— begin Source material —

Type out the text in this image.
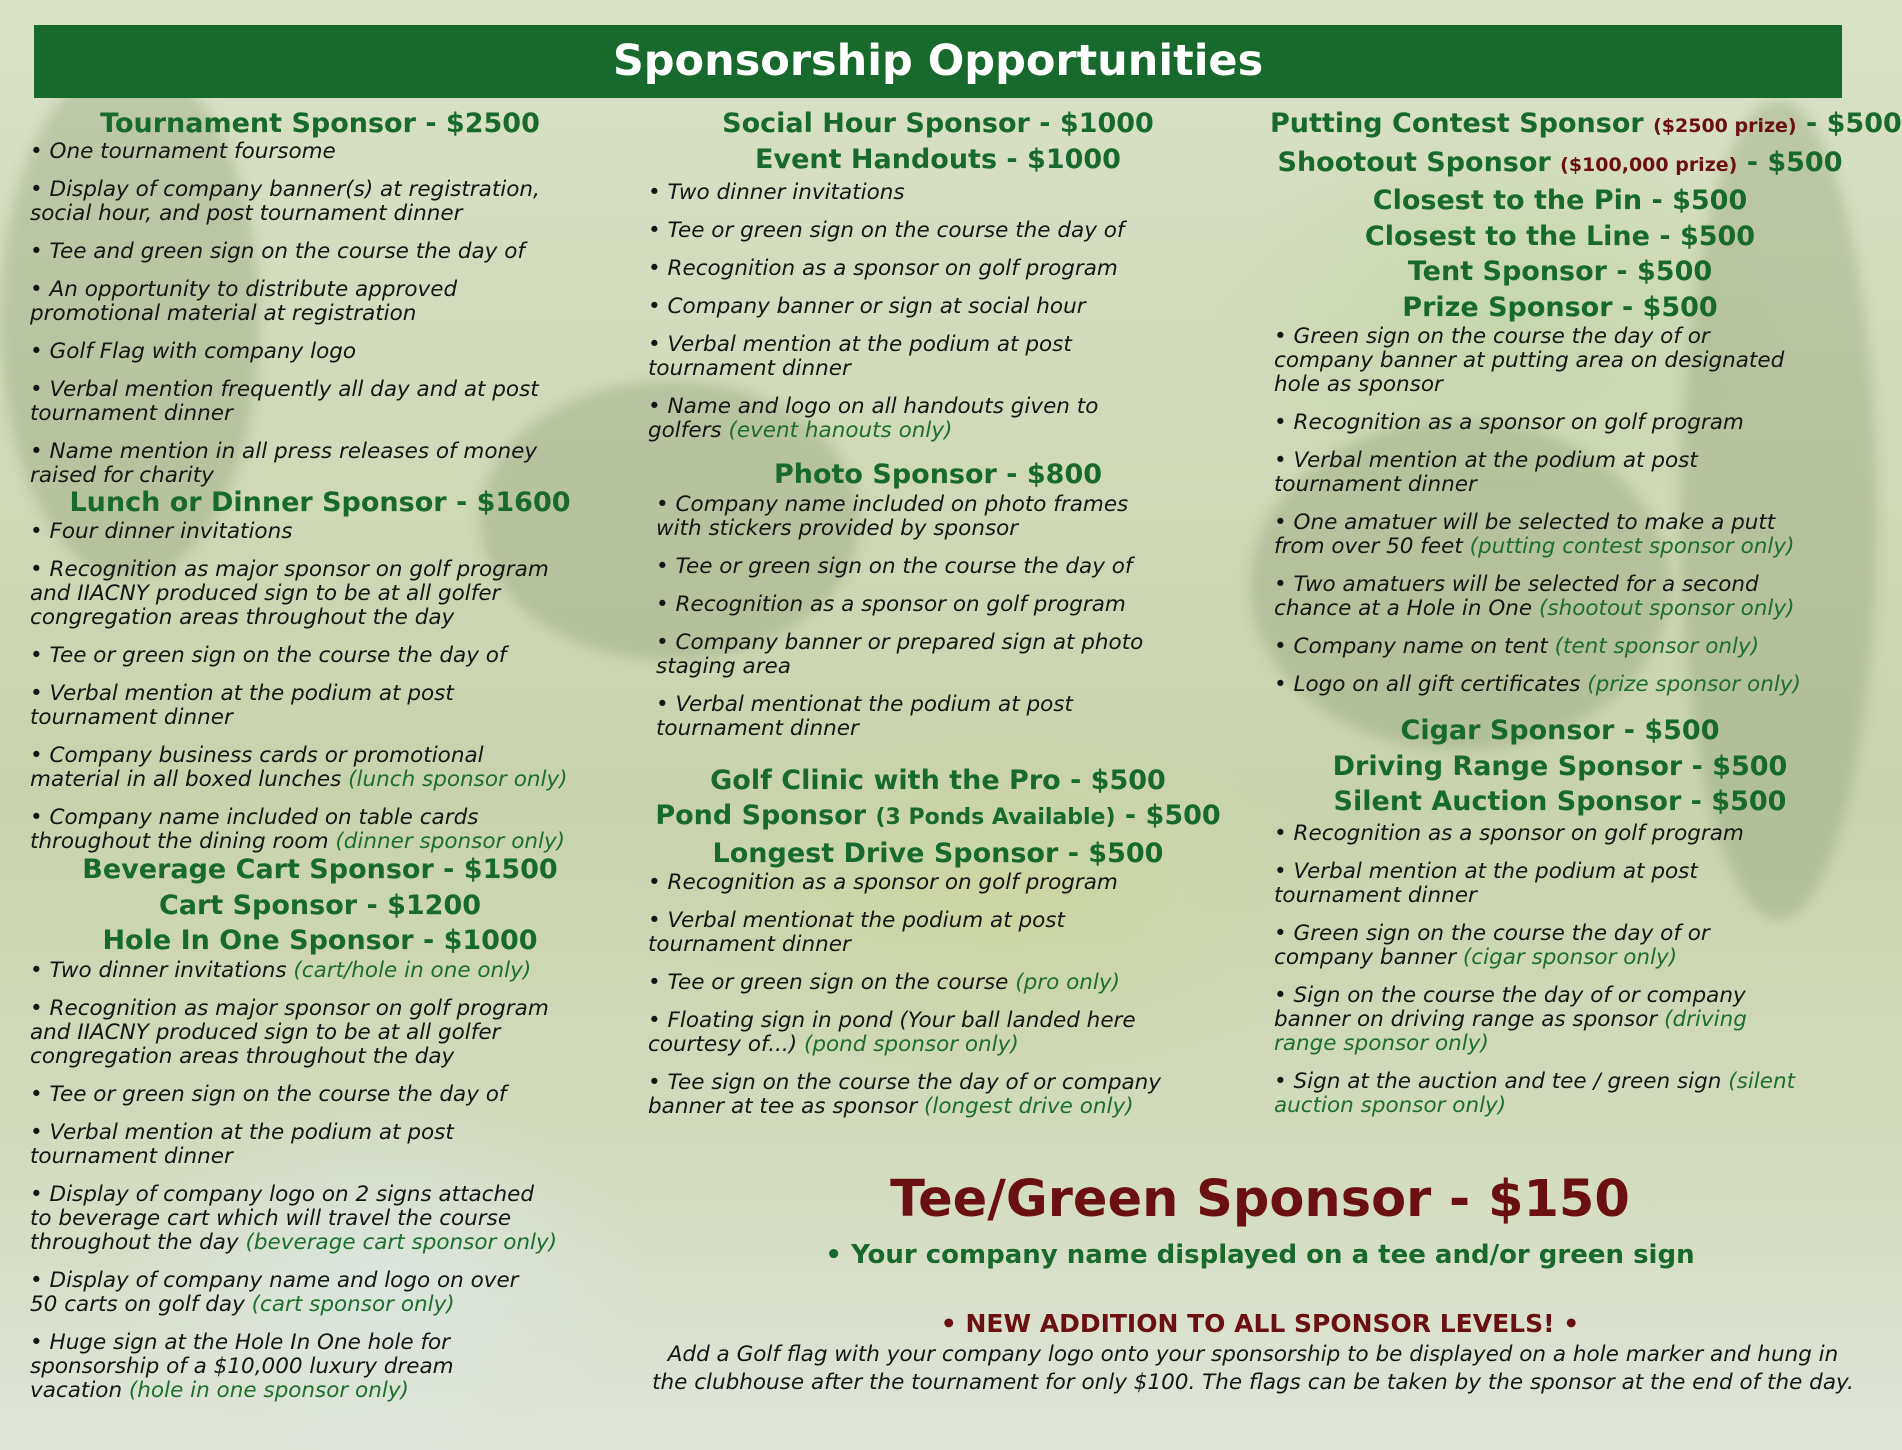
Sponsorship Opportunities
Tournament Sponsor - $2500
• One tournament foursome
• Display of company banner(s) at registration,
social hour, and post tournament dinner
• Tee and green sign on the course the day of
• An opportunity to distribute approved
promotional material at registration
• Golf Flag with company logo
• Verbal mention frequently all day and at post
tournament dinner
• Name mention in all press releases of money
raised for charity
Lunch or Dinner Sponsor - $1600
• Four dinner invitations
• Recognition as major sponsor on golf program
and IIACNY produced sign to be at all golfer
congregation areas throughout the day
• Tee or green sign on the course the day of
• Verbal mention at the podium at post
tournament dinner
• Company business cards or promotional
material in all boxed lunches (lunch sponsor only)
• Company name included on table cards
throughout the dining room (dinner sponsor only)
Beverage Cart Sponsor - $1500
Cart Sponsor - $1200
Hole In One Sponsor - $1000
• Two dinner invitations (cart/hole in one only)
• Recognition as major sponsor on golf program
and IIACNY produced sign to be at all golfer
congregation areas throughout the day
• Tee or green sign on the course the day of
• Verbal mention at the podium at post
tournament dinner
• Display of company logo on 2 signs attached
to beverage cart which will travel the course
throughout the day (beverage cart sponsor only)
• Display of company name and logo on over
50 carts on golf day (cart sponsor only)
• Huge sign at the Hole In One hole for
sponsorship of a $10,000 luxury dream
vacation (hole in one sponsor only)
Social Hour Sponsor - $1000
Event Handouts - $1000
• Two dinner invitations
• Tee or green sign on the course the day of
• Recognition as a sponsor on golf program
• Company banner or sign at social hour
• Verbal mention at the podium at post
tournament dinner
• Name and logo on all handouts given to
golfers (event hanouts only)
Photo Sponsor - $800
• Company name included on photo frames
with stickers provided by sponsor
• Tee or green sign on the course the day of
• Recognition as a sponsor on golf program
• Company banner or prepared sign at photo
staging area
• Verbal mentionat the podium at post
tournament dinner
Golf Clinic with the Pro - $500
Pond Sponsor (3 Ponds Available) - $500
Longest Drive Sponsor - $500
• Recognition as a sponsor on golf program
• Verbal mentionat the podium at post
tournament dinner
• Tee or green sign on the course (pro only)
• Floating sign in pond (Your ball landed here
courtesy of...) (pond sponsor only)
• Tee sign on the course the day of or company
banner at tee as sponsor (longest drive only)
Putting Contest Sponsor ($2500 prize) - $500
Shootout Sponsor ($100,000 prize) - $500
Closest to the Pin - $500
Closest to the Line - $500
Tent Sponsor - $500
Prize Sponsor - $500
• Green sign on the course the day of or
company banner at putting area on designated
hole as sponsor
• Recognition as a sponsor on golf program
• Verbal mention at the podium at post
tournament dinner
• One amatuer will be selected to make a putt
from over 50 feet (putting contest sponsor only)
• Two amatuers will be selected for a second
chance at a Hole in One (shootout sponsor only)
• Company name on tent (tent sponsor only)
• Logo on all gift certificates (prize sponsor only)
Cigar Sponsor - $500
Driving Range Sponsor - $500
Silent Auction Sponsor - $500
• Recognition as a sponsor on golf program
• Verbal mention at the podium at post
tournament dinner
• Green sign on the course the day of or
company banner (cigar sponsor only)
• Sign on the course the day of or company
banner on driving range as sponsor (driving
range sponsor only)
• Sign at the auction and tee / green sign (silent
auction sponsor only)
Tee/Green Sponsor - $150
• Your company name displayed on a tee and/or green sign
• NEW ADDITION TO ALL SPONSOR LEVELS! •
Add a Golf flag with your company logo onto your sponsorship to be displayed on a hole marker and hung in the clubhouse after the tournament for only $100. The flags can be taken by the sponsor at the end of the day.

— end Source material —
— begin Source material —

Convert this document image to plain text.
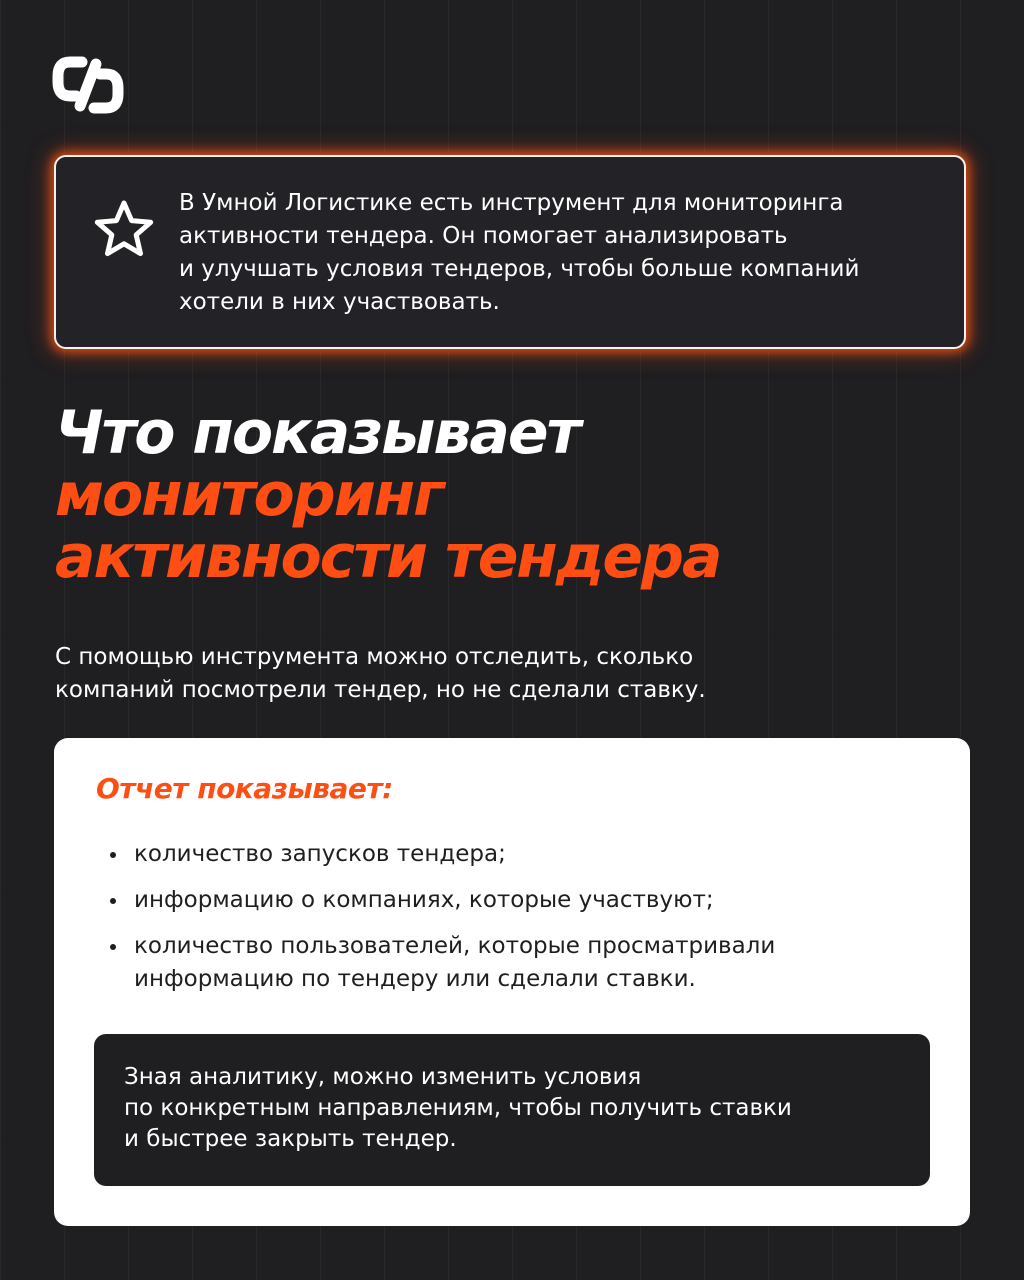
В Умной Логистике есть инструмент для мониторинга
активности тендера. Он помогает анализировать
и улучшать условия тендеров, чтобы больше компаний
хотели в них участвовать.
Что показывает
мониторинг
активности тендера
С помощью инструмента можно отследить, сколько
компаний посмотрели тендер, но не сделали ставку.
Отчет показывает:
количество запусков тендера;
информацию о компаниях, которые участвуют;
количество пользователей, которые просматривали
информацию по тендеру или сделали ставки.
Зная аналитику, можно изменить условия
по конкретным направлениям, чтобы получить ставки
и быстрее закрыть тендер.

— end Source material —
— begin Source material —

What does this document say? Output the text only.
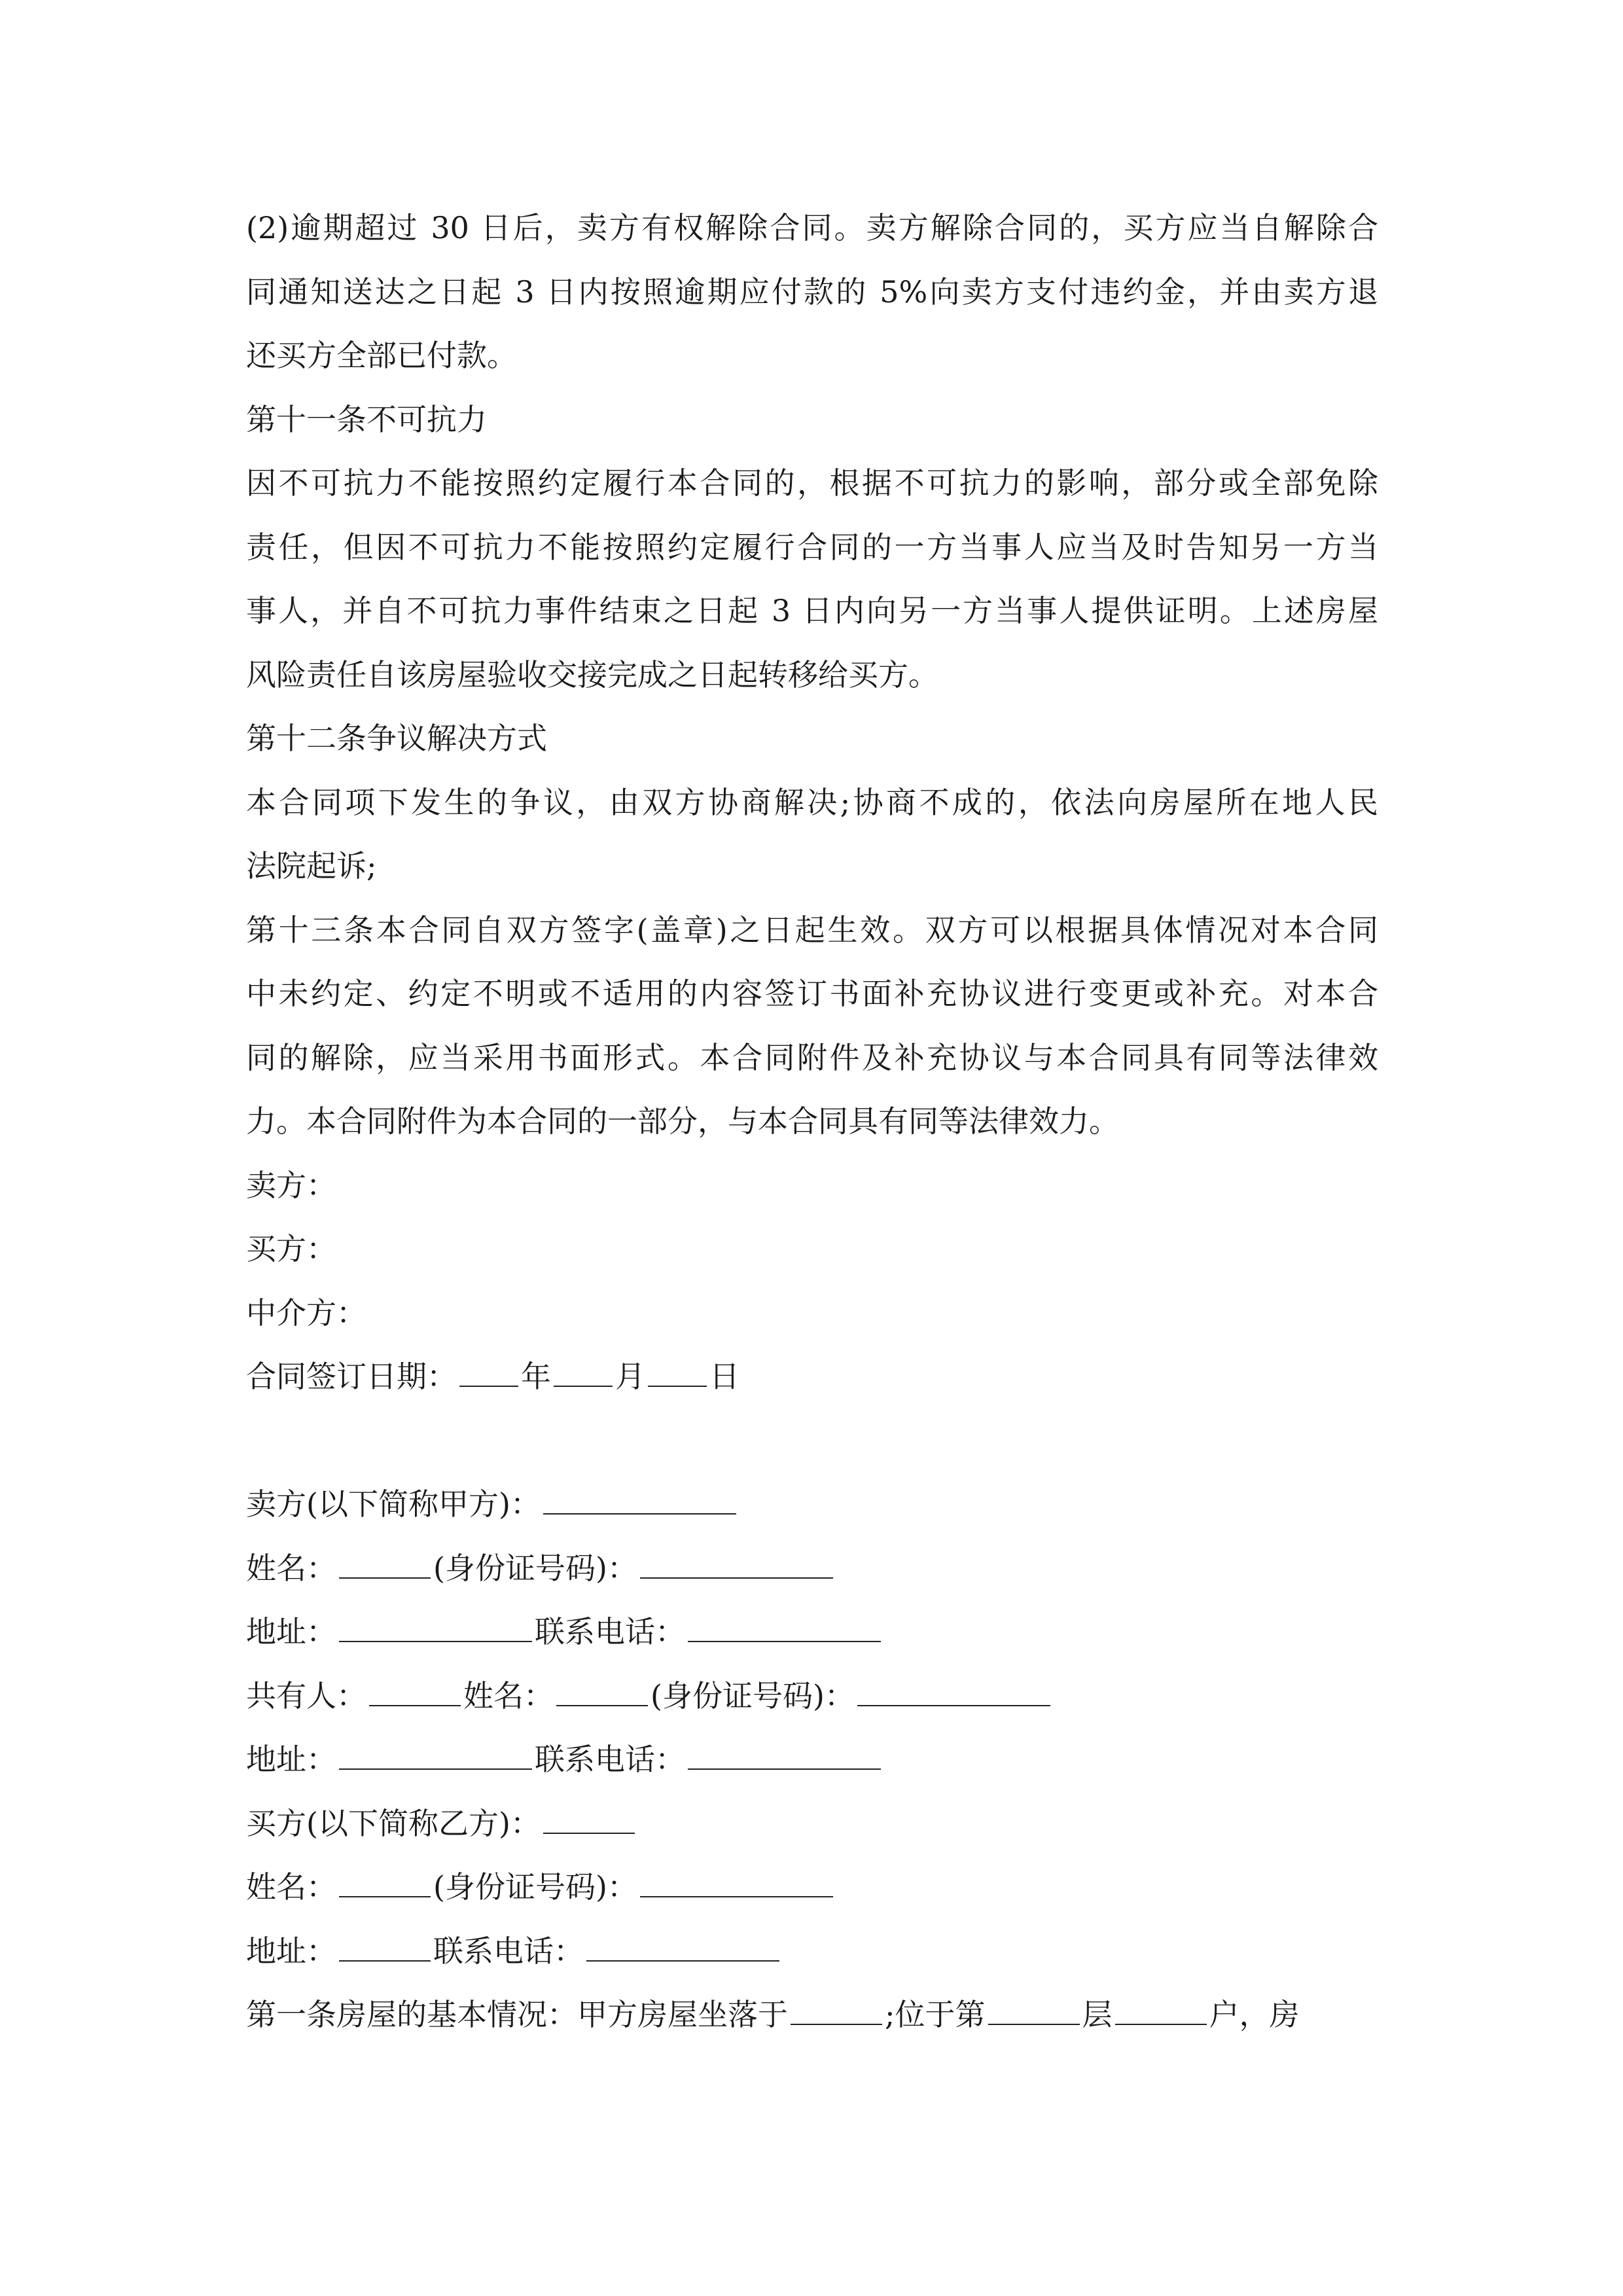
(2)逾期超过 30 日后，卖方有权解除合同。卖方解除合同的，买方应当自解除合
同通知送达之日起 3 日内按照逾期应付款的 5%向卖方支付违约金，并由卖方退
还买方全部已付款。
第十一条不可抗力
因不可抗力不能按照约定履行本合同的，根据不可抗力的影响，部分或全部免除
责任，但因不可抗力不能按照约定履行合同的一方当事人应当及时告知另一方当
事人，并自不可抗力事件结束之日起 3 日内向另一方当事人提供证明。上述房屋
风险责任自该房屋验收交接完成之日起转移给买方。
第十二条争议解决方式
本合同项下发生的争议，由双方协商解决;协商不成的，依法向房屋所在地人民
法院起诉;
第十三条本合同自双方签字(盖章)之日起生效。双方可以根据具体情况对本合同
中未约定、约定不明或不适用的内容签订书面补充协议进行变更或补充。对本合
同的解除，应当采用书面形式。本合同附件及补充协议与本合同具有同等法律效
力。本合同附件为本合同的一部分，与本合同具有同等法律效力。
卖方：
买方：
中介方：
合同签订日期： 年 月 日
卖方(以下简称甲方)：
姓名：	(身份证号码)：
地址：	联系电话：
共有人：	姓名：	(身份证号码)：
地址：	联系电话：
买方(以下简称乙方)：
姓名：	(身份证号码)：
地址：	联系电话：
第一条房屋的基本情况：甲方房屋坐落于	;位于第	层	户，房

— end Source material —

What to produce: Which lines hold the word "banner"? Show each one.

Complete output:
• Display of company banner(s) at registration,
• Company banner or sign at social hour
• Company banner or prepared sign at photo
banner at tee as sponsor (longest drive only)
company banner at putting area on designated
company banner (cigar sponsor only)
banner on driving range as sponsor (driving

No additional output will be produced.